**Collection entries:**
____________
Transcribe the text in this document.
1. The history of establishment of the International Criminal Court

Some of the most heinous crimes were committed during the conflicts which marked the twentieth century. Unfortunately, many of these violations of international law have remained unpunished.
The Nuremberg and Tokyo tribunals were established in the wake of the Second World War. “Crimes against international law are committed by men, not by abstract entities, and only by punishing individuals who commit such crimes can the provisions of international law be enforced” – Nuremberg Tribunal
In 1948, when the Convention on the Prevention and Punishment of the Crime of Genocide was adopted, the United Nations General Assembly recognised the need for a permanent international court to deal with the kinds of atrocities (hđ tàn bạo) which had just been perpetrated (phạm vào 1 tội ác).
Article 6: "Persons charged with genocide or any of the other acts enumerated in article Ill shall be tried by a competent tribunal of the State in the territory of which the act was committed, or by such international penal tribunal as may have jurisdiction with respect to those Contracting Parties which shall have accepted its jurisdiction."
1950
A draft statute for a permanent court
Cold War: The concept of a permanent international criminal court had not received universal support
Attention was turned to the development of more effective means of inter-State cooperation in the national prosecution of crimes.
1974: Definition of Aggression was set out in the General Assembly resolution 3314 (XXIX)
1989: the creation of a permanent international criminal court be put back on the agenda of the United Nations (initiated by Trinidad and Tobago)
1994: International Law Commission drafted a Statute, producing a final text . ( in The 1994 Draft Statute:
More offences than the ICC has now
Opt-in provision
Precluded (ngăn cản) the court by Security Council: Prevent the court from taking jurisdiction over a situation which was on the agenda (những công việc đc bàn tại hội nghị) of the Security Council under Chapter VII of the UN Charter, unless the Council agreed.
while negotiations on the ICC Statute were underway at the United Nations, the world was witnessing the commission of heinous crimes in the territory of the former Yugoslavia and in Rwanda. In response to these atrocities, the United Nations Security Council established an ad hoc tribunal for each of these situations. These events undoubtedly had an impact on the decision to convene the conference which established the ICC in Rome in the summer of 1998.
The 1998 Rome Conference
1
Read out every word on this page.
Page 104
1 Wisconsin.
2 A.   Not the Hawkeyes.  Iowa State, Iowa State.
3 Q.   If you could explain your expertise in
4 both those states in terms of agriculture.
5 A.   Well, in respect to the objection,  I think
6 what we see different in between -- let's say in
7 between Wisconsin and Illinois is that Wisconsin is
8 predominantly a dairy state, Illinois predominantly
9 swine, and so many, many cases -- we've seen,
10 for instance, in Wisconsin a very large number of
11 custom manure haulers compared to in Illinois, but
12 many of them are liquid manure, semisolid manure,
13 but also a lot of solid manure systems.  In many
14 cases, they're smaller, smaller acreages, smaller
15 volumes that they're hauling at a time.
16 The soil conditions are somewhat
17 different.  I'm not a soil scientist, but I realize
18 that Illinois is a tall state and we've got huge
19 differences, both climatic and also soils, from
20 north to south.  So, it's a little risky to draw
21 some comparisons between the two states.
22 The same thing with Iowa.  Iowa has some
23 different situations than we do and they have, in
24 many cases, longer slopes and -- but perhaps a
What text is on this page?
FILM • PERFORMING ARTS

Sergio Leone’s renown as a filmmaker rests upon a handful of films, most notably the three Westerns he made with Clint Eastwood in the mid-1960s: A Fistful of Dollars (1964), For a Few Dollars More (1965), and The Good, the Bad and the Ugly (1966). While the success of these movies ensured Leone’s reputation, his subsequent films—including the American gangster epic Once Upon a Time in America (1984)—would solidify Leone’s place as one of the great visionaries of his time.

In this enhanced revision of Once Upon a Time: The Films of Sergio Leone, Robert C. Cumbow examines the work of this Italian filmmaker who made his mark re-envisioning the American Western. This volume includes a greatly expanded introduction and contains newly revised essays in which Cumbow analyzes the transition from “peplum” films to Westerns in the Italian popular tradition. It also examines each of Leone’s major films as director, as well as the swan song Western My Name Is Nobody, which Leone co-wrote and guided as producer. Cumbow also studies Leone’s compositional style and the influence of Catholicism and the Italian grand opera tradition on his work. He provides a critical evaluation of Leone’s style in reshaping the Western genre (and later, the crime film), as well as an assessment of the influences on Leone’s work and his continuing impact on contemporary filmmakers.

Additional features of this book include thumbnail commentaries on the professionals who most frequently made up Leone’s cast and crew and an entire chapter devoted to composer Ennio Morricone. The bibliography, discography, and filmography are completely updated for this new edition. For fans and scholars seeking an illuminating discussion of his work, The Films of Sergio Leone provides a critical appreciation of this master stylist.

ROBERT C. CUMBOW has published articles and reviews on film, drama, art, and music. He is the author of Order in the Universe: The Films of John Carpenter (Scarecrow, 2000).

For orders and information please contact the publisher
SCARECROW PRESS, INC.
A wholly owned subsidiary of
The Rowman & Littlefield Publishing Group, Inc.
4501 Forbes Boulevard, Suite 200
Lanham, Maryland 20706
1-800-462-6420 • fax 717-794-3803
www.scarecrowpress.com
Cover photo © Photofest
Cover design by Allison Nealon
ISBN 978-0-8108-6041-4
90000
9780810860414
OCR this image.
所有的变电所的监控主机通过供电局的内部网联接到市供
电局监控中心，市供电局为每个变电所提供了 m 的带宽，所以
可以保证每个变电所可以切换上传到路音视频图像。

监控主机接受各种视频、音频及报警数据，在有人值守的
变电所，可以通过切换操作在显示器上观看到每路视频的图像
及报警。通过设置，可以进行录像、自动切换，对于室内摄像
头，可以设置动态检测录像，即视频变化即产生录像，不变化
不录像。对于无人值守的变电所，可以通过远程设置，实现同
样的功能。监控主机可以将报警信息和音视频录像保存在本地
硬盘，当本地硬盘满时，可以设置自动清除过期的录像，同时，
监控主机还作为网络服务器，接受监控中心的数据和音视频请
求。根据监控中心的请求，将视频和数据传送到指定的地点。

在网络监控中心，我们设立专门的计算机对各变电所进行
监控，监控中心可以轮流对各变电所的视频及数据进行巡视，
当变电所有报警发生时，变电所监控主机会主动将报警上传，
____________
**WHAT NEEDS TO BE DONE:**
Filter the records above for lines containing the word "respect", and copy those lines.

**ANSWER FOR THE TASK:**
Article 6: "Persons charged with genocide or any of the other acts enumerated in article Ill shall be tried by a competent tribunal of the State in the territory of which the act was committed, or by such international penal tribunal as may have jurisdiction with respect to those Contracting Parties which shall have accepted its jurisdiction."
5 A.   Well, in respect to the objection,  I think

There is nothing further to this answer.